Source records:
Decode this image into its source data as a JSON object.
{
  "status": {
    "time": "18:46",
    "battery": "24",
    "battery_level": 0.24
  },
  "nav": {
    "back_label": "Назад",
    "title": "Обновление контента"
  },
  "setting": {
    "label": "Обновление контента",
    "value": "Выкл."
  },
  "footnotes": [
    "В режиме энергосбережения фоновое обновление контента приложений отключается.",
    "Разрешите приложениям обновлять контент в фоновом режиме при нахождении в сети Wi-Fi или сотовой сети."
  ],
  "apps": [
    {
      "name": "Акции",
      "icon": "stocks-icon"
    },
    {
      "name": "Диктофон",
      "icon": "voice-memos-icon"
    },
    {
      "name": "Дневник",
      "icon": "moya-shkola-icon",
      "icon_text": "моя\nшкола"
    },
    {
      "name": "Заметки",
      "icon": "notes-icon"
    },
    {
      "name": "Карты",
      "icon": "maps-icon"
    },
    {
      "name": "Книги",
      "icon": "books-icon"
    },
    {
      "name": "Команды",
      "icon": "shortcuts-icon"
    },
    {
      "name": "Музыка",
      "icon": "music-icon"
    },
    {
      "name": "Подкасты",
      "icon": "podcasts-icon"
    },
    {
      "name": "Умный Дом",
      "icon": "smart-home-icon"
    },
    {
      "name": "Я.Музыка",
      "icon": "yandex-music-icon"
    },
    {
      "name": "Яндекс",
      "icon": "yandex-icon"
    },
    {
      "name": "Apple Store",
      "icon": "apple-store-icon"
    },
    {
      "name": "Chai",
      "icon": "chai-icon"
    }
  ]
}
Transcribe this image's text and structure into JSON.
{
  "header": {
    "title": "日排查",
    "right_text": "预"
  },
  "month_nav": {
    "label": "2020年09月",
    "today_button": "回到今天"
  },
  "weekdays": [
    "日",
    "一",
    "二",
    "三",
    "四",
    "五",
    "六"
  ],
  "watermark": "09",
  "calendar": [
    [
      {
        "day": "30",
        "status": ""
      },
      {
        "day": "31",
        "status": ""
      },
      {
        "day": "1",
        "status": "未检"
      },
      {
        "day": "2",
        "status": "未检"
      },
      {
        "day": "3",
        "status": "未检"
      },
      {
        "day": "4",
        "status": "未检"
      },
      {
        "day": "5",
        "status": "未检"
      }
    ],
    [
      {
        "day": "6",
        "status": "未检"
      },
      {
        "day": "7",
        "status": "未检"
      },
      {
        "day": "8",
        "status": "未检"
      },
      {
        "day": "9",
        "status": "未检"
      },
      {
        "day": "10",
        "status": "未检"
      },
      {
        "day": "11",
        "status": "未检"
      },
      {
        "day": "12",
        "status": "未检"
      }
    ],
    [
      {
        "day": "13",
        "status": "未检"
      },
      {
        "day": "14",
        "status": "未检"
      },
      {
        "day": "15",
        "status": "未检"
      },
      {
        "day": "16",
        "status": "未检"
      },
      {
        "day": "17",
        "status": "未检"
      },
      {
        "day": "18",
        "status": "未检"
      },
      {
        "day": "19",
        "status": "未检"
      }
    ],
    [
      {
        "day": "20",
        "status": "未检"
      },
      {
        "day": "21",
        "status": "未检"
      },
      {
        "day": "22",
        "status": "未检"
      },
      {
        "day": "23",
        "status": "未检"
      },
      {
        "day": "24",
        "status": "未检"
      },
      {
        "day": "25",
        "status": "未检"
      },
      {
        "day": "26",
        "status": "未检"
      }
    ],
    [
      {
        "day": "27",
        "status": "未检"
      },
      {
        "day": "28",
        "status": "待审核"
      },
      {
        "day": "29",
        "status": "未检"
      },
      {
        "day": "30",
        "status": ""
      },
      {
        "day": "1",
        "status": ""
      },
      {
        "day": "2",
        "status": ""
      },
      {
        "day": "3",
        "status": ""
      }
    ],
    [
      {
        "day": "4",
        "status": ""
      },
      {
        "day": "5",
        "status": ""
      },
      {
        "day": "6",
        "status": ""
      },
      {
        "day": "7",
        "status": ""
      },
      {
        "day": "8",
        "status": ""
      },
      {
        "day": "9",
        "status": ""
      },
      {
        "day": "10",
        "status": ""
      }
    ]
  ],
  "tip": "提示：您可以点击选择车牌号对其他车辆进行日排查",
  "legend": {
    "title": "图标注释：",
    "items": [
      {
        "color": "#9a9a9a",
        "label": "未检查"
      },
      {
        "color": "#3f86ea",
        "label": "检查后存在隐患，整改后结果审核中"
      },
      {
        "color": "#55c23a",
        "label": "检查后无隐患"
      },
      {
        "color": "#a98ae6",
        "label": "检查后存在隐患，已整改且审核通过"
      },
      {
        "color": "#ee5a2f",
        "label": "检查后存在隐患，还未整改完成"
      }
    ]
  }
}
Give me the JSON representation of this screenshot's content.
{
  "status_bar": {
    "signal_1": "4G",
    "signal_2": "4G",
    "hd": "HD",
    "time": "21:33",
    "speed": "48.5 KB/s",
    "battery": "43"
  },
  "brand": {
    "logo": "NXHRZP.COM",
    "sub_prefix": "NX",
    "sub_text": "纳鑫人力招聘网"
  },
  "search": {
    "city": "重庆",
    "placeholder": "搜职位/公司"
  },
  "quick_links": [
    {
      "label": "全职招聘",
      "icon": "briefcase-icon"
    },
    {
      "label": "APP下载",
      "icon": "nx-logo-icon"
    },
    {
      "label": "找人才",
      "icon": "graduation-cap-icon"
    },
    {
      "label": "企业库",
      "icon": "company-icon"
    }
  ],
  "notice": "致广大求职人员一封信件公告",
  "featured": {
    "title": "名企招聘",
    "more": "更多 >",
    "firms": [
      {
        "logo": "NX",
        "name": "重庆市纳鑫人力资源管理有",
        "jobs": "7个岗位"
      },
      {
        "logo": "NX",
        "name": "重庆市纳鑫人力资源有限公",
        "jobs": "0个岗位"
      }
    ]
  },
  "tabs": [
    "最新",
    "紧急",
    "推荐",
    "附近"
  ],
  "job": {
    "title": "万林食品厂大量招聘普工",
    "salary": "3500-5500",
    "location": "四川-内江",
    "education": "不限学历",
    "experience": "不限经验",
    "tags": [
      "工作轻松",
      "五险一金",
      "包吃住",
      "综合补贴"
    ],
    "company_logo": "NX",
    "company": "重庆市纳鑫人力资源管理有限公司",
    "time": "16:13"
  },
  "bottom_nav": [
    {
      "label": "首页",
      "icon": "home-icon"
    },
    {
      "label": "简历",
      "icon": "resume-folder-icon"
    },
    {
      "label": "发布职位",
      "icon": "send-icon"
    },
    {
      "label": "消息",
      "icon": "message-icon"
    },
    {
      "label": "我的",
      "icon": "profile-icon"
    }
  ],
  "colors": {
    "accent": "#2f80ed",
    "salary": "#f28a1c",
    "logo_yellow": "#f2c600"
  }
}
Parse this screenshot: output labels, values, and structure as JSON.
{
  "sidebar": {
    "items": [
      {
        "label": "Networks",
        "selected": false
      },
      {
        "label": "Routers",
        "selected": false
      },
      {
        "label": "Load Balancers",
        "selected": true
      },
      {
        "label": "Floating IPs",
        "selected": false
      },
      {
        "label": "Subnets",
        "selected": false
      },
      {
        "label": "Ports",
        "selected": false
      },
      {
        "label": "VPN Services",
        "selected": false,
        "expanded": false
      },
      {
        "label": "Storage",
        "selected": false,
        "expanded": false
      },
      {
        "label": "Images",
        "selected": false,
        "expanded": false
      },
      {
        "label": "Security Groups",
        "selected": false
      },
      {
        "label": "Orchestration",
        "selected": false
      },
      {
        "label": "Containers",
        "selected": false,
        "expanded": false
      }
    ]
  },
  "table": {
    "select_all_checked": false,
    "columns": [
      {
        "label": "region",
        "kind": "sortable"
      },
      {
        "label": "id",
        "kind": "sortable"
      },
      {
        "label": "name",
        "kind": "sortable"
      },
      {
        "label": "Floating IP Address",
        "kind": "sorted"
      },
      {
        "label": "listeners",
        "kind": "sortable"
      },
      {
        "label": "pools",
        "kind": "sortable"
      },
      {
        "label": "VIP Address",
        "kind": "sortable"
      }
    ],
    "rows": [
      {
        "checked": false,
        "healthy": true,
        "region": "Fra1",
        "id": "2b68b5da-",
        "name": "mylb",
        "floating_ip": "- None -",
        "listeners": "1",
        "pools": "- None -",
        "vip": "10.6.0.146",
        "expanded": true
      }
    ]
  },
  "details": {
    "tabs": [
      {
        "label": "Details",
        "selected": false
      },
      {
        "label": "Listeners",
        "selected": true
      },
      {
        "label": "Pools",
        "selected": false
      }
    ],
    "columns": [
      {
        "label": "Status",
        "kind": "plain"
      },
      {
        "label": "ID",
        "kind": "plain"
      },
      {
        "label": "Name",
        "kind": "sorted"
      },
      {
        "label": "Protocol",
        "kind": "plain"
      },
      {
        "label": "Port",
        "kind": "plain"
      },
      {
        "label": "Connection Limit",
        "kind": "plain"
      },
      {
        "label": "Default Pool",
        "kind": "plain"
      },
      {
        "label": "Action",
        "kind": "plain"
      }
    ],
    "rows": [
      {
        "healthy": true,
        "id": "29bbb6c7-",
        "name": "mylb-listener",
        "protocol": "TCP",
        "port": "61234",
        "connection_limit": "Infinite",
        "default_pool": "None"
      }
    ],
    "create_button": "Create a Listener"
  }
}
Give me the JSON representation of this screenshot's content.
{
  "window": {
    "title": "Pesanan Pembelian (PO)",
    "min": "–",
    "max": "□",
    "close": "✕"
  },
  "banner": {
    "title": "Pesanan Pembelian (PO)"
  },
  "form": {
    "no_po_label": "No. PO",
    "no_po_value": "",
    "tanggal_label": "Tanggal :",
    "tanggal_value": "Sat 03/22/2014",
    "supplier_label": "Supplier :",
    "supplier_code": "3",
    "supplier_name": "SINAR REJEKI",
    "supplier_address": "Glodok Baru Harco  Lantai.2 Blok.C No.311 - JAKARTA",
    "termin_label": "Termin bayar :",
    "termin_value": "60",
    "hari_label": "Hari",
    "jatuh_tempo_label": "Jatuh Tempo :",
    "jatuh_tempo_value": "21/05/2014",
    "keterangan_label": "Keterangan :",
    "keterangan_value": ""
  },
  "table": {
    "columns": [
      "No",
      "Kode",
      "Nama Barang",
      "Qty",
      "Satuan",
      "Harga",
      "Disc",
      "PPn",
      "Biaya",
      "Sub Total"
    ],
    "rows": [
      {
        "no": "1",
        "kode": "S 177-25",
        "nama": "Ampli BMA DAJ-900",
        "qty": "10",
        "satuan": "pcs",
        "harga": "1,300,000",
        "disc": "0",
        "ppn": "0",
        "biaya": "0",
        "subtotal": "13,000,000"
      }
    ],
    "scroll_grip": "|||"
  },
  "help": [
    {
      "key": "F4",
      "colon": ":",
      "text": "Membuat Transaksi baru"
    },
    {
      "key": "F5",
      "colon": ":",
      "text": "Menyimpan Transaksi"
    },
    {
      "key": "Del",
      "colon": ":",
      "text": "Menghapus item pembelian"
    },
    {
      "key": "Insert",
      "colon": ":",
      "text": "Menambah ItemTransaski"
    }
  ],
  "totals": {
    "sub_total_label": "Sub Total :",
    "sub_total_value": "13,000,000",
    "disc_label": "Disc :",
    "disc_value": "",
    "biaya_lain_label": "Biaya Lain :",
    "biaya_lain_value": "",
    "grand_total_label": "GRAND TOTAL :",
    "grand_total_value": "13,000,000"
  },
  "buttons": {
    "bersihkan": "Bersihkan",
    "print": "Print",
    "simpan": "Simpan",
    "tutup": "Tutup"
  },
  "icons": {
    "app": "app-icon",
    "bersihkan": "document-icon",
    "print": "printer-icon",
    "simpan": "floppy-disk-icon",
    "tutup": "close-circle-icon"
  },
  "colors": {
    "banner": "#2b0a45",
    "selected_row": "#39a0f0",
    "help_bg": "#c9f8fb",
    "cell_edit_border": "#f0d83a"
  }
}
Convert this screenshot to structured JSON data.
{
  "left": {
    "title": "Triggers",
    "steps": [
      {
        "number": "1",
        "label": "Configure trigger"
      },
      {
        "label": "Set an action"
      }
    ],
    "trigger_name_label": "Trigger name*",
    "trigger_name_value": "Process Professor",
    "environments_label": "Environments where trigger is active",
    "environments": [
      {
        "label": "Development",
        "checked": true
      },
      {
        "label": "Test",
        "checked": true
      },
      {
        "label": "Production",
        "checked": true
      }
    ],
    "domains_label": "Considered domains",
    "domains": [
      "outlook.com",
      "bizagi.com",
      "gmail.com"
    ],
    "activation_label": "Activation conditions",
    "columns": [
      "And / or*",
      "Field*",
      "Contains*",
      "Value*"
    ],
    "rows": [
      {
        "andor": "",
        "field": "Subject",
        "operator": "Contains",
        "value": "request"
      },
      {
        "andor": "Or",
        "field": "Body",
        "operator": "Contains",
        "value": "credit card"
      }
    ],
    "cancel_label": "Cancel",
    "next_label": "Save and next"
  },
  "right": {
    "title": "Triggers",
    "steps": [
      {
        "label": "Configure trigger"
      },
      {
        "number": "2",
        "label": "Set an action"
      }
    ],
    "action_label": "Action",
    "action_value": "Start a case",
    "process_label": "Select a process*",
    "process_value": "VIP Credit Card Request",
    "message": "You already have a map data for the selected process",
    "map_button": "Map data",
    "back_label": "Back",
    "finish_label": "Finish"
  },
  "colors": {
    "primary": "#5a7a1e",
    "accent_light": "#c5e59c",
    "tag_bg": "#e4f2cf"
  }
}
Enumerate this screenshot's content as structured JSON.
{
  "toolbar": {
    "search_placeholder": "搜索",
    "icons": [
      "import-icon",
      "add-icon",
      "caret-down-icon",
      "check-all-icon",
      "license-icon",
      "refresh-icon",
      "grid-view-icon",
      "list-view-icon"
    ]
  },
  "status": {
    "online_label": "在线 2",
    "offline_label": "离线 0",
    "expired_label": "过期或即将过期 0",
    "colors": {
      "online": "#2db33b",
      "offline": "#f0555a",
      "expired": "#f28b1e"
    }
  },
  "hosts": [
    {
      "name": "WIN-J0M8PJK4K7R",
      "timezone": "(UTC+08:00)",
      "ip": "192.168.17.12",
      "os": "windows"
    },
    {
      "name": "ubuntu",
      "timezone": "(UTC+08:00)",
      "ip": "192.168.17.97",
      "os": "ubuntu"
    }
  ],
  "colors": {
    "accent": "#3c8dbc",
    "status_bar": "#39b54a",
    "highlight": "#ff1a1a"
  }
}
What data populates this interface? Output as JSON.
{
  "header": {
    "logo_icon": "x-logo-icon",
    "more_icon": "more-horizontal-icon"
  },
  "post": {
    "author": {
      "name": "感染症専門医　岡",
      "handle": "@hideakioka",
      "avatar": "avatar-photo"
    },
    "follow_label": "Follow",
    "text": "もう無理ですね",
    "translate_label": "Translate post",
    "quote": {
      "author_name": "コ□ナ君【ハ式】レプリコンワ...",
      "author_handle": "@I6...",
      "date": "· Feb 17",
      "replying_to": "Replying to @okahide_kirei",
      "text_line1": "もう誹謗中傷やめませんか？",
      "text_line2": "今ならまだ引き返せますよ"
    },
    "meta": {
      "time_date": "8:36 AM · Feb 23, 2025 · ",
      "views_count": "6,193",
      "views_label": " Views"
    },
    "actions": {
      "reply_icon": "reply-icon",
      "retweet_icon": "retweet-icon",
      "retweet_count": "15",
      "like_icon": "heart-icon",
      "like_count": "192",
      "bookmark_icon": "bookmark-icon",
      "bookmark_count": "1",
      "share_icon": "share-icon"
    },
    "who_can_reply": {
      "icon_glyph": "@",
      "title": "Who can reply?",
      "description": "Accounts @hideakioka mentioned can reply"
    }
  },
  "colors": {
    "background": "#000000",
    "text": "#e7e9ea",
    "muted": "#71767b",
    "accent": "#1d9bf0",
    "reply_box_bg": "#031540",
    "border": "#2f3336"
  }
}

PROMPT:
Show every line in the entries where the string "music" occurs.

EXPECTED ANSWER:
      "icon": "music-icon"
      "icon": "yandex-music-icon"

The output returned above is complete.